**Given exercise**. Each entry in the listing below should be restated word for word.

* Begin *

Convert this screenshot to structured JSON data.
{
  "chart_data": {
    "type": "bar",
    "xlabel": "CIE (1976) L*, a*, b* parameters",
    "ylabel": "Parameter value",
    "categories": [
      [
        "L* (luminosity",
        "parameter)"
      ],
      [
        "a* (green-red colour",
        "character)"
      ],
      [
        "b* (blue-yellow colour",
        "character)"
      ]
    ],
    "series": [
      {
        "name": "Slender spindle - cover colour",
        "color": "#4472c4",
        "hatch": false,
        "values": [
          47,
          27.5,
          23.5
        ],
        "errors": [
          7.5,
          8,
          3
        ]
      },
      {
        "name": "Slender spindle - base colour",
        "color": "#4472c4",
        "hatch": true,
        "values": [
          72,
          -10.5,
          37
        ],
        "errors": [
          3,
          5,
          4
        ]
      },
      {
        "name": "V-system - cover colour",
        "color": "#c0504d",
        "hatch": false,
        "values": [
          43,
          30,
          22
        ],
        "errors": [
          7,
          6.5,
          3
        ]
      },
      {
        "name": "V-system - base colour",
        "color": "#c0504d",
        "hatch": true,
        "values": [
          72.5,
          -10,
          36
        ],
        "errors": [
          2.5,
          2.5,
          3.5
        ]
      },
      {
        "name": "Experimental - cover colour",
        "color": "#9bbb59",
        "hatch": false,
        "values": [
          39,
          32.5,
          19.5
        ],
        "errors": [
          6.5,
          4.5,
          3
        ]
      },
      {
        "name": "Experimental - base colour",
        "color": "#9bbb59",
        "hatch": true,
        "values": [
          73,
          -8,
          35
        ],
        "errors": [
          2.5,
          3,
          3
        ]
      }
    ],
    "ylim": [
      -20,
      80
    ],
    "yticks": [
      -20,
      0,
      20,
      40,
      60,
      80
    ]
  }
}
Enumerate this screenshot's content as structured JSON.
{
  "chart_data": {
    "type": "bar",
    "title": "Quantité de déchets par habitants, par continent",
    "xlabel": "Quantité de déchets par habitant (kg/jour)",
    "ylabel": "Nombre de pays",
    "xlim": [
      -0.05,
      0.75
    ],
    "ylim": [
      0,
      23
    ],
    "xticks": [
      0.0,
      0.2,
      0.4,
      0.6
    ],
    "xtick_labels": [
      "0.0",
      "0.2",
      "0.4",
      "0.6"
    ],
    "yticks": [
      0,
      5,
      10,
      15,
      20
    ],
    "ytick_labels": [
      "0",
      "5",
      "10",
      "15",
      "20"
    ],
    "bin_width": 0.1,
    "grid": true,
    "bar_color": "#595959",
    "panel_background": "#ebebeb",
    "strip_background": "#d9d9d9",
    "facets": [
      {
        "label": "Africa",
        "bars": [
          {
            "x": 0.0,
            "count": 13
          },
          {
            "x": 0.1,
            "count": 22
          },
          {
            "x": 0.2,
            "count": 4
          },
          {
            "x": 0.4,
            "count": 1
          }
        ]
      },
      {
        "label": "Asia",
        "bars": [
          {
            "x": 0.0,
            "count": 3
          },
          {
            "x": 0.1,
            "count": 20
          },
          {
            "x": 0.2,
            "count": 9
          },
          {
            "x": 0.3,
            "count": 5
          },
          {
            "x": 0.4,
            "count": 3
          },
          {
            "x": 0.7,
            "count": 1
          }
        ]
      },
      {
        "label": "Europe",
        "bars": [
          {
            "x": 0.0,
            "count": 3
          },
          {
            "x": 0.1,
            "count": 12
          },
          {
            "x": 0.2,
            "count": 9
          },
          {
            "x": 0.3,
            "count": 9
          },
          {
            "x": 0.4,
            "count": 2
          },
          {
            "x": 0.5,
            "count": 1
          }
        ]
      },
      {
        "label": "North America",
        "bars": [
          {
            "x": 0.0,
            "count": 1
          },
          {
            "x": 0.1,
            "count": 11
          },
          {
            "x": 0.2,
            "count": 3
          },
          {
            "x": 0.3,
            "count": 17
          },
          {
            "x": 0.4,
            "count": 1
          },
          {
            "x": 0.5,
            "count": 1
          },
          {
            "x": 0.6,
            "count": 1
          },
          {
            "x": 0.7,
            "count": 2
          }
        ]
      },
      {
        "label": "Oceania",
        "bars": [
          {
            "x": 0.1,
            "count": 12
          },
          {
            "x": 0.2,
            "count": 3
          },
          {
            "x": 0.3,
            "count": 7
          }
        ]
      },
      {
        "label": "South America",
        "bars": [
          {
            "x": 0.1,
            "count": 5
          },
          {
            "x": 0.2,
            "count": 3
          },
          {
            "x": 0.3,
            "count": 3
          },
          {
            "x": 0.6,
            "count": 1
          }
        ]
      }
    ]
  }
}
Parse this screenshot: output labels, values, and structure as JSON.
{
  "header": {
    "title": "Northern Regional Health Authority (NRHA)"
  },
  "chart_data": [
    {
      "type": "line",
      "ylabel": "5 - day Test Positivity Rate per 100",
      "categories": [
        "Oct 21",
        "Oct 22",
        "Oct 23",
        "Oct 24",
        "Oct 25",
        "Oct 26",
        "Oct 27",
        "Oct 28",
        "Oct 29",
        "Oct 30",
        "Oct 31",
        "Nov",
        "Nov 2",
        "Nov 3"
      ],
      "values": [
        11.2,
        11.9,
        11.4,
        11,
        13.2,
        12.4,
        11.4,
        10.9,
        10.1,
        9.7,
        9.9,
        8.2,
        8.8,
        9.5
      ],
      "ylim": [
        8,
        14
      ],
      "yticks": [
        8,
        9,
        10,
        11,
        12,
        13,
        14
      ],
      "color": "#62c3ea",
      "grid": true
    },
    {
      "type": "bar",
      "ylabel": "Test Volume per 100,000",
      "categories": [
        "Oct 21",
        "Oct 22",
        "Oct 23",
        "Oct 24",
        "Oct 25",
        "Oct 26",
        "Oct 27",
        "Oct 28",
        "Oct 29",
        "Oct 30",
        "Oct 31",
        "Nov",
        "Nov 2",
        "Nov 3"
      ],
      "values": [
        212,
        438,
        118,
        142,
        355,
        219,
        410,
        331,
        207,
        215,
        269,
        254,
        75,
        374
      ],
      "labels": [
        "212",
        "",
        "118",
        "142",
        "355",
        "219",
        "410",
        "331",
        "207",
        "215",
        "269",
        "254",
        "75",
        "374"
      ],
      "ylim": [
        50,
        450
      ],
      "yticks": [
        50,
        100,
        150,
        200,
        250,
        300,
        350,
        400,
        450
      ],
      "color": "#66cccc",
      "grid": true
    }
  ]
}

* End *

**Task solution**.
Convert this screenshot to structured JSON data.
{
  "chart_data": {
    "type": "bar",
    "xlabel": "CIE (1976) L*, a*, b* parameters",
    "ylabel": "Parameter value",
    "categories": [
      [
        "L* (luminosity",
        "parameter)"
      ],
      [
        "a* (green-red colour",
        "character)"
      ],
      [
        "b* (blue-yellow colour",
        "character)"
      ]
    ],
    "series": [
      {
        "name": "Slender spindle - cover colour",
        "color": "#4472c4",
        "hatch": false,
        "values": [
          47,
          27.5,
          23.5
        ],
        "errors": [
          7.5,
          8,
          3
        ]
      },
      {
        "name": "Slender spindle - base colour",
        "color": "#4472c4",
        "hatch": true,
        "values": [
          72,
          -10.5,
          37
        ],
        "errors": [
          3,
          5,
          4
        ]
      },
      {
        "name": "V-system - cover colour",
        "color": "#c0504d",
        "hatch": false,
        "values": [
          43,
          30,
          22
        ],
        "errors": [
          7,
          6.5,
          3
        ]
      },
      {
        "name": "V-system - base colour",
        "color": "#c0504d",
        "hatch": true,
        "values": [
          72.5,
          -10,
          36
        ],
        "errors": [
          2.5,
          2.5,
          3.5
        ]
      },
      {
        "name": "Experimental - cover colour",
        "color": "#9bbb59",
        "hatch": false,
        "values": [
          39,
          32.5,
          19.5
        ],
        "errors": [
          6.5,
          4.5,
          3
        ]
      },
      {
        "name": "Experimental - base colour",
        "color": "#9bbb59",
        "hatch": true,
        "values": [
          73,
          -8,
          35
        ],
        "errors": [
          2.5,
          3,
          3
        ]
      }
    ],
    "ylim": [
      -20,
      80
    ],
    "yticks": [
      -20,
      0,
      20,
      40,
      60,
      80
    ]
  }
}
Enumerate this screenshot's content as structured JSON.
{
  "chart_data": {
    "type": "bar",
    "title": "Quantité de déchets par habitants, par continent",
    "xlabel": "Quantité de déchets par habitant (kg/jour)",
    "ylabel": "Nombre de pays",
    "xlim": [
      -0.05,
      0.75
    ],
    "ylim": [
      0,
      23
    ],
    "xticks": [
      0.0,
      0.2,
      0.4,
      0.6
    ],
    "xtick_labels": [
      "0.0",
      "0.2",
      "0.4",
      "0.6"
    ],
    "yticks": [
      0,
      5,
      10,
      15,
      20
    ],
    "ytick_labels": [
      "0",
      "5",
      "10",
      "15",
      "20"
    ],
    "bin_width": 0.1,
    "grid": true,
    "bar_color": "#595959",
    "panel_background": "#ebebeb",
    "strip_background": "#d9d9d9",
    "facets": [
      {
        "label": "Africa",
        "bars": [
          {
            "x": 0.0,
            "count": 13
          },
          {
            "x": 0.1,
            "count": 22
          },
          {
            "x": 0.2,
            "count": 4
          },
          {
            "x": 0.4,
            "count": 1
          }
        ]
      },
      {
        "label": "Asia",
        "bars": [
          {
            "x": 0.0,
            "count": 3
          },
          {
            "x": 0.1,
            "count": 20
          },
          {
            "x": 0.2,
            "count": 9
          },
          {
            "x": 0.3,
            "count": 5
          },
          {
            "x": 0.4,
            "count": 3
          },
          {
            "x": 0.7,
            "count": 1
          }
        ]
      },
      {
        "label": "Europe",
        "bars": [
          {
            "x": 0.0,
            "count": 3
          },
          {
            "x": 0.1,
            "count": 12
          },
          {
            "x": 0.2,
            "count": 9
          },
          {
            "x": 0.3,
            "count": 9
          },
          {
            "x": 0.4,
            "count": 2
          },
          {
            "x": 0.5,
            "count": 1
          }
        ]
      },
      {
        "label": "North America",
        "bars": [
          {
            "x": 0.0,
            "count": 1
          },
          {
            "x": 0.1,
            "count": 11
          },
          {
            "x": 0.2,
            "count": 3
          },
          {
            "x": 0.3,
            "count": 17
          },
          {
            "x": 0.4,
            "count": 1
          },
          {
            "x": 0.5,
            "count": 1
          },
          {
            "x": 0.6,
            "count": 1
          },
          {
            "x": 0.7,
            "count": 2
          }
        ]
      },
      {
        "label": "Oceania",
        "bars": [
          {
            "x": 0.1,
            "count": 12
          },
          {
            "x": 0.2,
            "count": 3
          },
          {
            "x": 0.3,
            "count": 7
          }
        ]
      },
      {
        "label": "South America",
        "bars": [
          {
            "x": 0.1,
            "count": 5
          },
          {
            "x": 0.2,
            "count": 3
          },
          {
            "x": 0.3,
            "count": 3
          },
          {
            "x": 0.6,
            "count": 1
          }
        ]
      }
    ]
  }
}
Parse this screenshot: output labels, values, and structure as JSON.
{
  "header": {
    "title": "Northern Regional Health Authority (NRHA)"
  },
  "chart_data": [
    {
      "type": "line",
      "ylabel": "5 - day Test Positivity Rate per 100",
      "categories": [
        "Oct 21",
        "Oct 22",
        "Oct 23",
        "Oct 24",
        "Oct 25",
        "Oct 26",
        "Oct 27",
        "Oct 28",
        "Oct 29",
        "Oct 30",
        "Oct 31",
        "Nov",
        "Nov 2",
        "Nov 3"
      ],
      "values": [
        11.2,
        11.9,
        11.4,
        11,
        13.2,
        12.4,
        11.4,
        10.9,
        10.1,
        9.7,
        9.9,
        8.2,
        8.8,
        9.5
      ],
      "ylim": [
        8,
        14
      ],
      "yticks": [
        8,
        9,
        10,
        11,
        12,
        13,
        14
      ],
      "color": "#62c3ea",
      "grid": true
    },
    {
      "type": "bar",
      "ylabel": "Test Volume per 100,000",
      "categories": [
        "Oct 21",
        "Oct 22",
        "Oct 23",
        "Oct 24",
        "Oct 25",
        "Oct 26",
        "Oct 27",
        "Oct 28",
        "Oct 29",
        "Oct 30",
        "Oct 31",
        "Nov",
        "Nov 2",
        "Nov 3"
      ],
      "values": [
        212,
        438,
        118,
        142,
        355,
        219,
        410,
        331,
        207,
        215,
        269,
        254,
        75,
        374
      ],
      "labels": [
        "212",
        "",
        "118",
        "142",
        "355",
        "219",
        "410",
        "331",
        "207",
        "215",
        "269",
        "254",
        "75",
        "374"
      ],
      "ylim": [
        50,
        450
      ],
      "yticks": [
        50,
        100,
        150,
        200,
        250,
        300,
        350,
        400,
        450
      ],
      "color": "#66cccc",
      "grid": true
    }
  ]
}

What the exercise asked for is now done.